TO BE DONE:
Return the data exactly, with all pictures removed.

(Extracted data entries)
────────────────────
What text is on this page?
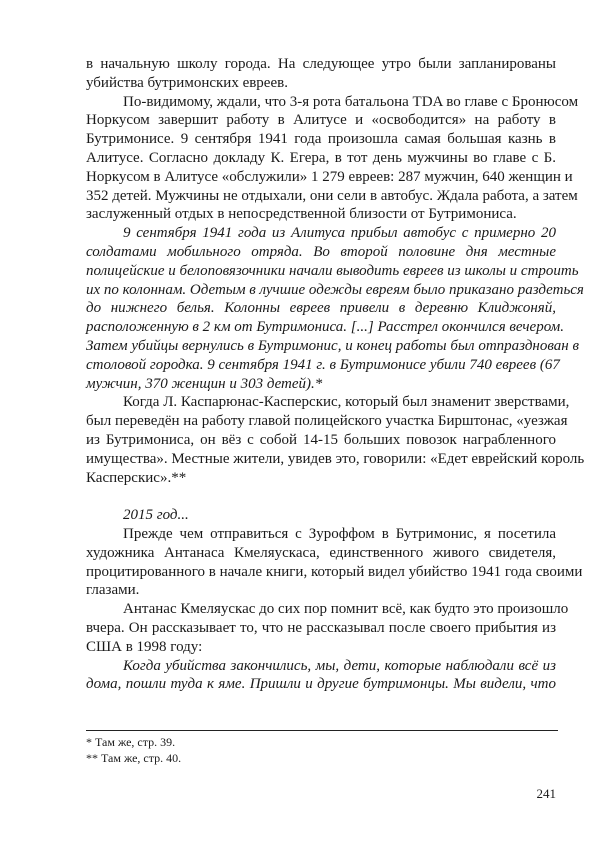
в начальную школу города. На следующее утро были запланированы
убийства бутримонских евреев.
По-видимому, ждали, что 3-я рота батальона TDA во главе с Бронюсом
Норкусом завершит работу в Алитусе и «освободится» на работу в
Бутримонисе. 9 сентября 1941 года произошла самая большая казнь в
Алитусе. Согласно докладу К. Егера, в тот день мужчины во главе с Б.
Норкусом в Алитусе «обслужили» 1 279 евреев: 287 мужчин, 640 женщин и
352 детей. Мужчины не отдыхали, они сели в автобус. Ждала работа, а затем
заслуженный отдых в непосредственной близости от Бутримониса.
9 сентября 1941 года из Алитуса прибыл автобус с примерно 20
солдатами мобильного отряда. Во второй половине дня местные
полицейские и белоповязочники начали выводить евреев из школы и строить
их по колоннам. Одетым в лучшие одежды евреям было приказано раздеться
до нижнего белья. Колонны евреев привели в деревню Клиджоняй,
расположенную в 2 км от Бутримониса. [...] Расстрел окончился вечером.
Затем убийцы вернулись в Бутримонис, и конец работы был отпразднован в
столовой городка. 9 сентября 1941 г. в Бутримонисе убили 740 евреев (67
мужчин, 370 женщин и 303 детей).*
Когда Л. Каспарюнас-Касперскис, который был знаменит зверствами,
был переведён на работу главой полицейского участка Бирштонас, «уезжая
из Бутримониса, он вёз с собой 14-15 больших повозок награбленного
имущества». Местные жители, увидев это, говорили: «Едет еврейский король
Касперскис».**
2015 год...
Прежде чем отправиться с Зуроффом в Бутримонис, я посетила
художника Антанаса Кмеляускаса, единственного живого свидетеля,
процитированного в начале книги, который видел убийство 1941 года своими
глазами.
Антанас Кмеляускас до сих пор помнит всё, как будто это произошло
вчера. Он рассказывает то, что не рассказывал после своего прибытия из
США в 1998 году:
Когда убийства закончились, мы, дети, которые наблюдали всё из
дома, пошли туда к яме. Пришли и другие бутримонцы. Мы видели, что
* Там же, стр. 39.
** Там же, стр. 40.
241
────────────────────
EXERCISE ANSWER:
What text is on this page?
в начальную школу города. На следующее утро были запланированы
убийства бутримонских евреев.
По-видимому, ждали, что 3-я рота батальона TDA во главе с Бронюсом
Норкусом завершит работу в Алитусе и «освободится» на работу в
Бутримонисе. 9 сентября 1941 года произошла самая большая казнь в
Алитусе. Согласно докладу К. Егера, в тот день мужчины во главе с Б.
Норкусом в Алитусе «обслужили» 1 279 евреев: 287 мужчин, 640 женщин и
352 детей. Мужчины не отдыхали, они сели в автобус. Ждала работа, а затем
заслуженный отдых в непосредственной близости от Бутримониса.
9 сентября 1941 года из Алитуса прибыл автобус с примерно 20
солдатами мобильного отряда. Во второй половине дня местные
полицейские и белоповязочники начали выводить евреев из школы и строить
их по колоннам. Одетым в лучшие одежды евреям было приказано раздеться
до нижнего белья. Колонны евреев привели в деревню Клиджоняй,
расположенную в 2 км от Бутримониса. [...] Расстрел окончился вечером.
Затем убийцы вернулись в Бутримонис, и конец работы был отпразднован в
столовой городка. 9 сентября 1941 г. в Бутримонисе убили 740 евреев (67
мужчин, 370 женщин и 303 детей).*
Когда Л. Каспарюнас-Касперскис, который был знаменит зверствами,
был переведён на работу главой полицейского участка Бирштонас, «уезжая
из Бутримониса, он вёз с собой 14-15 больших повозок награбленного
имущества». Местные жители, увидев это, говорили: «Едет еврейский король
Касперскис».**
2015 год...
Прежде чем отправиться с Зуроффом в Бутримонис, я посетила
художника Антанаса Кмеляускаса, единственного живого свидетеля,
процитированного в начале книги, который видел убийство 1941 года своими
глазами.
Антанас Кмеляускас до сих пор помнит всё, как будто это произошло
вчера. Он рассказывает то, что не рассказывал после своего прибытия из
США в 1998 году:
Когда убийства закончились, мы, дети, которые наблюдали всё из
дома, пошли туда к яме. Пришли и другие бутримонцы. Мы видели, что
* Там же, стр. 39.
** Там же, стр. 40.
241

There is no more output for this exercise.